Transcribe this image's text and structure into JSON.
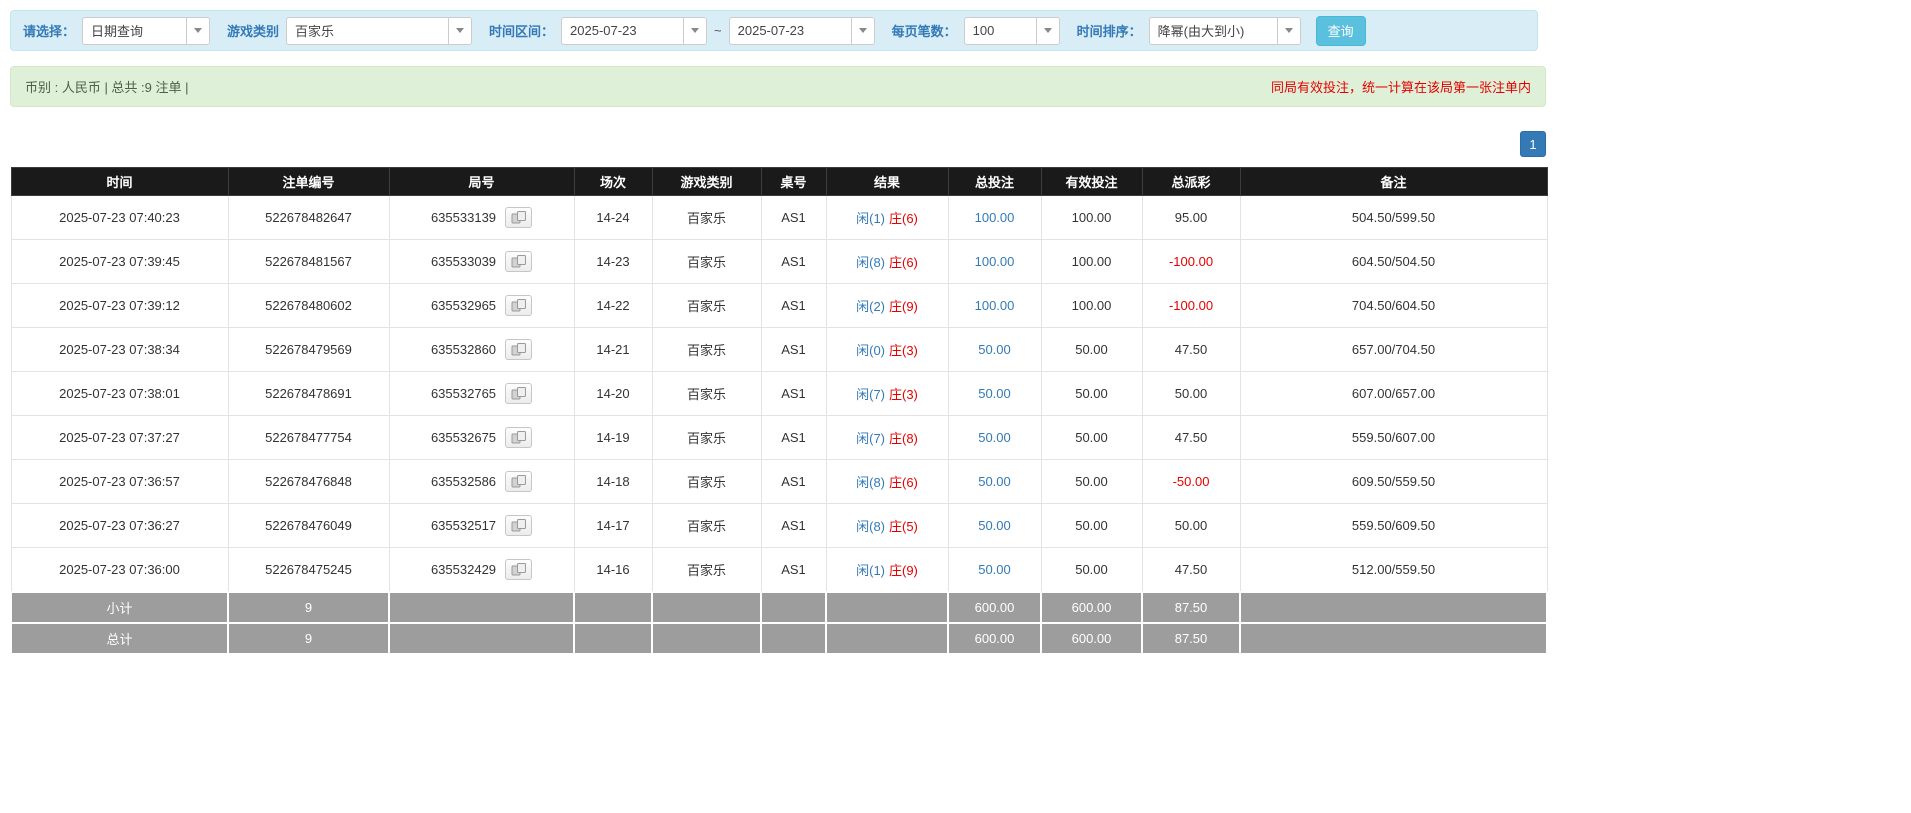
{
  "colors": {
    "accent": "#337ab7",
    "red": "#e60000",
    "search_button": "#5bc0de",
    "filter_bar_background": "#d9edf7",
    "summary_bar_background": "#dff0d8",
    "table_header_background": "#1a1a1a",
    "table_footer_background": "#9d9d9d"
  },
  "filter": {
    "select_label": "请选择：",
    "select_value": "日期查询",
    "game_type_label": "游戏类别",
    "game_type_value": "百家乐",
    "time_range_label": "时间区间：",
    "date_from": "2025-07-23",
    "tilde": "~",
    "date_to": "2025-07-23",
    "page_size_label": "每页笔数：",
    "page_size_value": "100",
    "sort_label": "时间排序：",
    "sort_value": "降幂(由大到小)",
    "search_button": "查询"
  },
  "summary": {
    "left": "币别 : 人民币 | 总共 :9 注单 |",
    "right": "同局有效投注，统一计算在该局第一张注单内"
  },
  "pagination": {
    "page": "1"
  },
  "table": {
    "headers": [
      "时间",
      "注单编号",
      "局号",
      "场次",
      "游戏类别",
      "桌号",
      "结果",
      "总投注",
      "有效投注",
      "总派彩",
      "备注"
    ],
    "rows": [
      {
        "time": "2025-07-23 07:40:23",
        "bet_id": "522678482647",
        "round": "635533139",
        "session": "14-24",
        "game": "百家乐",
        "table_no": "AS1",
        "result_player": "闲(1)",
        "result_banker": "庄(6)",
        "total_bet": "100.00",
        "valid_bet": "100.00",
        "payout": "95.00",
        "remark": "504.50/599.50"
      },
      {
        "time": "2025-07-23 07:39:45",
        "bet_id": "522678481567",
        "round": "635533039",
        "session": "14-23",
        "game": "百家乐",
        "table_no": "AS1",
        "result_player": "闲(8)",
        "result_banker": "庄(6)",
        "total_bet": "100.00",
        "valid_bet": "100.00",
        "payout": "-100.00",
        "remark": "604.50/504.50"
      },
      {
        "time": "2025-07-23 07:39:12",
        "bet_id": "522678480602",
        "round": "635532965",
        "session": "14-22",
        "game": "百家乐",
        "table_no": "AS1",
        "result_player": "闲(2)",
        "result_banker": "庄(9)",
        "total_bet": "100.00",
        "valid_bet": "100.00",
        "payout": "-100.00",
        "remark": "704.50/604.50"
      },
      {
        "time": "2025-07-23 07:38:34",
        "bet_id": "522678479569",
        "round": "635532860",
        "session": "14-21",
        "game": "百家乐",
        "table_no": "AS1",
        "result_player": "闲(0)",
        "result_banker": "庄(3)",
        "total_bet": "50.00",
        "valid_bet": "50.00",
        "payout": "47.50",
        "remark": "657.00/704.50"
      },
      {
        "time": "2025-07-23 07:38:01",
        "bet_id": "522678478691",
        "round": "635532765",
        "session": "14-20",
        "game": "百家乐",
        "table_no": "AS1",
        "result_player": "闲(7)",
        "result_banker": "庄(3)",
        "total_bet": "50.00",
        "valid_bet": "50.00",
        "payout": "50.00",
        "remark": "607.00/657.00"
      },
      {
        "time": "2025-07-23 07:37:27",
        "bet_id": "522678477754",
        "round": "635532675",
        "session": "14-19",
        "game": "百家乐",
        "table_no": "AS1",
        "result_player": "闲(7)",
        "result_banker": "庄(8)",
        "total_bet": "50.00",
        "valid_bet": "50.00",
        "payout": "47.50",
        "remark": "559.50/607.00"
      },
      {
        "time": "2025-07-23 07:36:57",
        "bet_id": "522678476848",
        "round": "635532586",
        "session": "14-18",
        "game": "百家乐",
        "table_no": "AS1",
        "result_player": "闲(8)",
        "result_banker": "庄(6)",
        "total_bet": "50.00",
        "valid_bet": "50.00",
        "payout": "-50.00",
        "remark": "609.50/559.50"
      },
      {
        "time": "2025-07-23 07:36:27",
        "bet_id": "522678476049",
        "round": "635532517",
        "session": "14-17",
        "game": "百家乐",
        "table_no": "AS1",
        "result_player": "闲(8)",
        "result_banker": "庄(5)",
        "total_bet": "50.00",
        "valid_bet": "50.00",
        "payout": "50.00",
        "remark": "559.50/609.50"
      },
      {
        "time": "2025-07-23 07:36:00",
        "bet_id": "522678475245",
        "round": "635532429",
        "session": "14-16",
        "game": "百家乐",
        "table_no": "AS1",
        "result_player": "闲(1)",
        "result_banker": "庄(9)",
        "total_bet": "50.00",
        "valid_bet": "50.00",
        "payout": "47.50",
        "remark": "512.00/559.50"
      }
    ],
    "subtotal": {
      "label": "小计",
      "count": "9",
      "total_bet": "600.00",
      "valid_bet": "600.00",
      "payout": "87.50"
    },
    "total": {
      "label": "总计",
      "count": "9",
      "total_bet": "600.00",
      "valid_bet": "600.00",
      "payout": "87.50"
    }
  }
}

WORK TO BE COMPLETED: The pictures should not appear in the copy; every other part of the records above must be returned exactly.

FINAL RESULT:
Transcribe this image's text and structure into JSON.
{
  "colors": {
    "accent": "#337ab7",
    "red": "#e60000",
    "search_button": "#5bc0de",
    "filter_bar_background": "#d9edf7",
    "summary_bar_background": "#dff0d8",
    "table_header_background": "#1a1a1a",
    "table_footer_background": "#9d9d9d"
  },
  "filter": {
    "select_label": "请选择：",
    "select_value": "日期查询",
    "game_type_label": "游戏类别",
    "game_type_value": "百家乐",
    "time_range_label": "时间区间：",
    "date_from": "2025-07-23",
    "tilde": "~",
    "date_to": "2025-07-23",
    "page_size_label": "每页笔数：",
    "page_size_value": "100",
    "sort_label": "时间排序：",
    "sort_value": "降幂(由大到小)",
    "search_button": "查询"
  },
  "summary": {
    "left": "币别 : 人民币 | 总共 :9 注单 |",
    "right": "同局有效投注，统一计算在该局第一张注单内"
  },
  "pagination": {
    "page": "1"
  },
  "table": {
    "headers": [
      "时间",
      "注单编号",
      "局号",
      "场次",
      "游戏类别",
      "桌号",
      "结果",
      "总投注",
      "有效投注",
      "总派彩",
      "备注"
    ],
    "rows": [
      {
        "time": "2025-07-23 07:40:23",
        "bet_id": "522678482647",
        "round": "635533139",
        "session": "14-24",
        "game": "百家乐",
        "table_no": "AS1",
        "result_player": "闲(1)",
        "result_banker": "庄(6)",
        "total_bet": "100.00",
        "valid_bet": "100.00",
        "payout": "95.00",
        "remark": "504.50/599.50"
      },
      {
        "time": "2025-07-23 07:39:45",
        "bet_id": "522678481567",
        "round": "635533039",
        "session": "14-23",
        "game": "百家乐",
        "table_no": "AS1",
        "result_player": "闲(8)",
        "result_banker": "庄(6)",
        "total_bet": "100.00",
        "valid_bet": "100.00",
        "payout": "-100.00",
        "remark": "604.50/504.50"
      },
      {
        "time": "2025-07-23 07:39:12",
        "bet_id": "522678480602",
        "round": "635532965",
        "session": "14-22",
        "game": "百家乐",
        "table_no": "AS1",
        "result_player": "闲(2)",
        "result_banker": "庄(9)",
        "total_bet": "100.00",
        "valid_bet": "100.00",
        "payout": "-100.00",
        "remark": "704.50/604.50"
      },
      {
        "time": "2025-07-23 07:38:34",
        "bet_id": "522678479569",
        "round": "635532860",
        "session": "14-21",
        "game": "百家乐",
        "table_no": "AS1",
        "result_player": "闲(0)",
        "result_banker": "庄(3)",
        "total_bet": "50.00",
        "valid_bet": "50.00",
        "payout": "47.50",
        "remark": "657.00/704.50"
      },
      {
        "time": "2025-07-23 07:38:01",
        "bet_id": "522678478691",
        "round": "635532765",
        "session": "14-20",
        "game": "百家乐",
        "table_no": "AS1",
        "result_player": "闲(7)",
        "result_banker": "庄(3)",
        "total_bet": "50.00",
        "valid_bet": "50.00",
        "payout": "50.00",
        "remark": "607.00/657.00"
      },
      {
        "time": "2025-07-23 07:37:27",
        "bet_id": "522678477754",
        "round": "635532675",
        "session": "14-19",
        "game": "百家乐",
        "table_no": "AS1",
        "result_player": "闲(7)",
        "result_banker": "庄(8)",
        "total_bet": "50.00",
        "valid_bet": "50.00",
        "payout": "47.50",
        "remark": "559.50/607.00"
      },
      {
        "time": "2025-07-23 07:36:57",
        "bet_id": "522678476848",
        "round": "635532586",
        "session": "14-18",
        "game": "百家乐",
        "table_no": "AS1",
        "result_player": "闲(8)",
        "result_banker": "庄(6)",
        "total_bet": "50.00",
        "valid_bet": "50.00",
        "payout": "-50.00",
        "remark": "609.50/559.50"
      },
      {
        "time": "2025-07-23 07:36:27",
        "bet_id": "522678476049",
        "round": "635532517",
        "session": "14-17",
        "game": "百家乐",
        "table_no": "AS1",
        "result_player": "闲(8)",
        "result_banker": "庄(5)",
        "total_bet": "50.00",
        "valid_bet": "50.00",
        "payout": "50.00",
        "remark": "559.50/609.50"
      },
      {
        "time": "2025-07-23 07:36:00",
        "bet_id": "522678475245",
        "round": "635532429",
        "session": "14-16",
        "game": "百家乐",
        "table_no": "AS1",
        "result_player": "闲(1)",
        "result_banker": "庄(9)",
        "total_bet": "50.00",
        "valid_bet": "50.00",
        "payout": "47.50",
        "remark": "512.00/559.50"
      }
    ],
    "subtotal": {
      "label": "小计",
      "count": "9",
      "total_bet": "600.00",
      "valid_bet": "600.00",
      "payout": "87.50"
    },
    "total": {
      "label": "总计",
      "count": "9",
      "total_bet": "600.00",
      "valid_bet": "600.00",
      "payout": "87.50"
    }
  }
}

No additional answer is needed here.